--- Begin THE INPUT ---

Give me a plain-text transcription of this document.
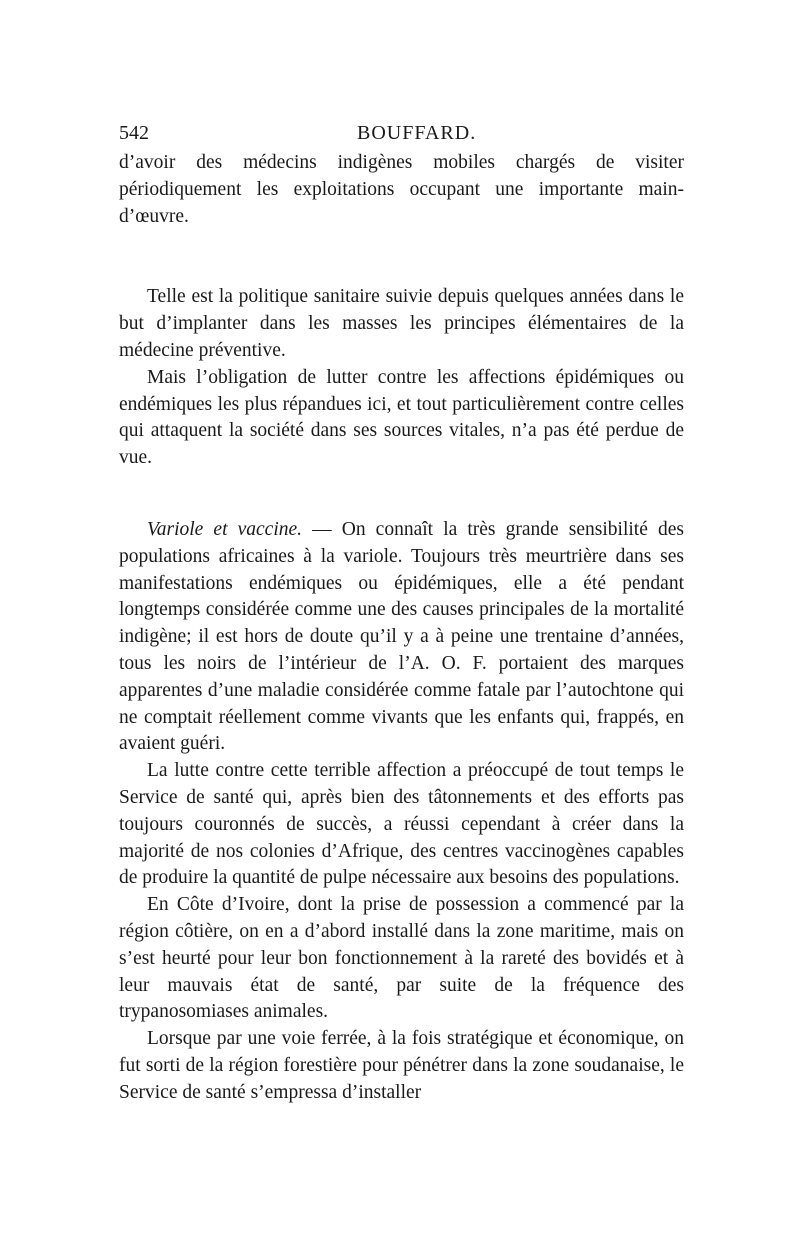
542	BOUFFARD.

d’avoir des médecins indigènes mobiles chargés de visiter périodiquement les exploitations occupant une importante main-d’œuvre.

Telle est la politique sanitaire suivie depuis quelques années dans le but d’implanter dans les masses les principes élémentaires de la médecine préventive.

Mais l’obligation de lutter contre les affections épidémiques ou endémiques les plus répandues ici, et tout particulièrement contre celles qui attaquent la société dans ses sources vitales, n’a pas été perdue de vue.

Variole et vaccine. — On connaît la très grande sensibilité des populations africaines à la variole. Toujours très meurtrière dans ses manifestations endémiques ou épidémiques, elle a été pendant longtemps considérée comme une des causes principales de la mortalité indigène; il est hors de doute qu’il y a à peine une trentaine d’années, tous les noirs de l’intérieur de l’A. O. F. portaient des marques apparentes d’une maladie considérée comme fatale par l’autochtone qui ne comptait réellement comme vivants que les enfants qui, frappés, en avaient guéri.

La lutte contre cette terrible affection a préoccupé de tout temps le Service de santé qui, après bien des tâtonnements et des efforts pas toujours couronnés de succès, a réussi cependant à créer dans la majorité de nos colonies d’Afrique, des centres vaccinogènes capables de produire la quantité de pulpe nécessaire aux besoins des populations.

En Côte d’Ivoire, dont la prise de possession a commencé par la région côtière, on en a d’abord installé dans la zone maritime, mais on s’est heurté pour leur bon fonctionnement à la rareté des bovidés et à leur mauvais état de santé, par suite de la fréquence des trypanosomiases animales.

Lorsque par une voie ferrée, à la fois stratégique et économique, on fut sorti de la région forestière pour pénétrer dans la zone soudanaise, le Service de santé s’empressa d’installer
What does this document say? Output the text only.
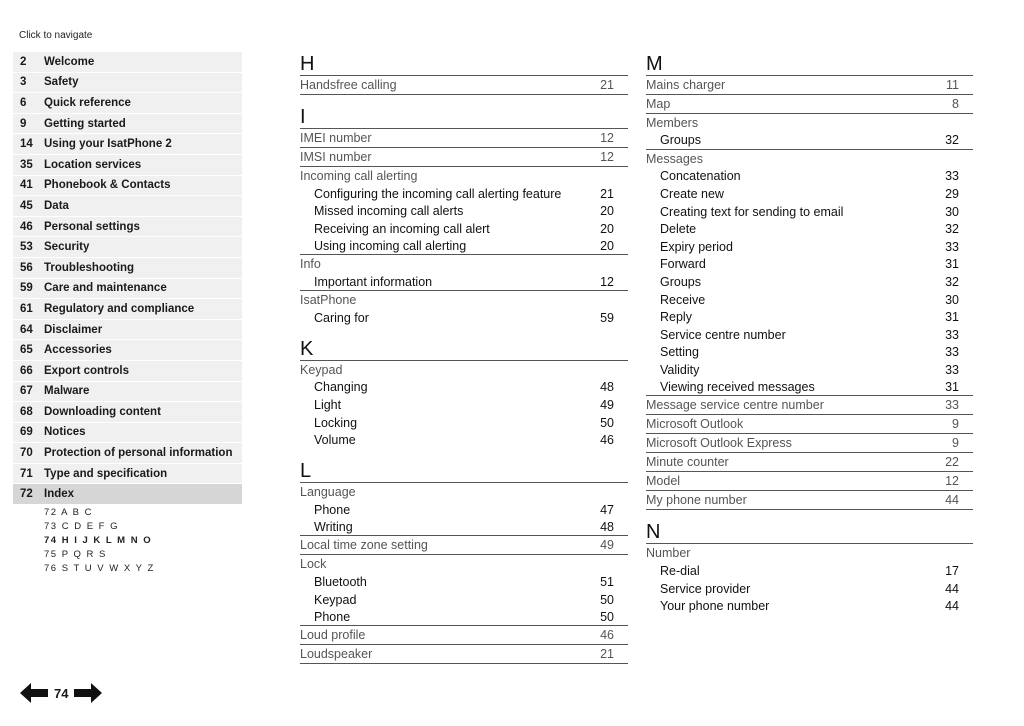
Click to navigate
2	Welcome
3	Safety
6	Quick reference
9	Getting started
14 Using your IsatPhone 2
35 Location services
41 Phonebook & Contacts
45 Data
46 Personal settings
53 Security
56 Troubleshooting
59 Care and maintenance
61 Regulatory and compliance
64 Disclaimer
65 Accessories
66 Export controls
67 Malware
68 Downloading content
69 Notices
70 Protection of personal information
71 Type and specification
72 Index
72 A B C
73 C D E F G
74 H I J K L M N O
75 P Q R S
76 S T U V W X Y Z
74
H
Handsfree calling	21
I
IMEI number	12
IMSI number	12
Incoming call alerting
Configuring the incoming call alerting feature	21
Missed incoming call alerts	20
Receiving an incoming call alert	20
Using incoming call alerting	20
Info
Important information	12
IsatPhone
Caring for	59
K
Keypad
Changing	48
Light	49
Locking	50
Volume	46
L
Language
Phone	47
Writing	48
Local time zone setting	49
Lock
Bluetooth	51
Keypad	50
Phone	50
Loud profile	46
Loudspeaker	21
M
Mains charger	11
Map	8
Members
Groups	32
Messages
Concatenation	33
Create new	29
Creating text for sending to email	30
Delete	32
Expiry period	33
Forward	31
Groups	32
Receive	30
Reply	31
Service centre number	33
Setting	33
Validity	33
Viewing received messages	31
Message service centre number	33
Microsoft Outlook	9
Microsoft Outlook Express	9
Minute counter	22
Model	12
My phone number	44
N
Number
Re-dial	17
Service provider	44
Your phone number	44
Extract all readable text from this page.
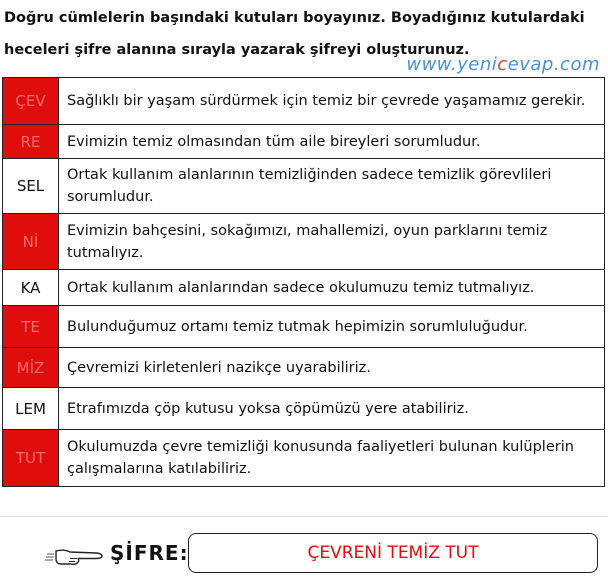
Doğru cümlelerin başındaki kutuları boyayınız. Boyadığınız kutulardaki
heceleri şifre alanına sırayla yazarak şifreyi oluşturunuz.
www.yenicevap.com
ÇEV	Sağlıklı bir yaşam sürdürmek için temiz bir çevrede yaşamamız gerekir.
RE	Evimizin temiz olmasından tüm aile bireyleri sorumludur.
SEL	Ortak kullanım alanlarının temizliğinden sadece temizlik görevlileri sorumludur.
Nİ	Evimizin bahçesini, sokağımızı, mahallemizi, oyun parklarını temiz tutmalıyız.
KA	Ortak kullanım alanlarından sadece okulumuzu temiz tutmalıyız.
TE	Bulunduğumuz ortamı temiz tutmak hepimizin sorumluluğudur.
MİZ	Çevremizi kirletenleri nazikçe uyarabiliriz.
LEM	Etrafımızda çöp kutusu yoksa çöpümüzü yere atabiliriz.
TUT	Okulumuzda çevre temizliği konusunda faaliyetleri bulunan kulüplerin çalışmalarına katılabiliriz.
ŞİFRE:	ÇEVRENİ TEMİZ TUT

--- End THE INPUT ---

Locate all lines in the listing above with the word "information". Copy them.

70 Protection of personal information
Important information	12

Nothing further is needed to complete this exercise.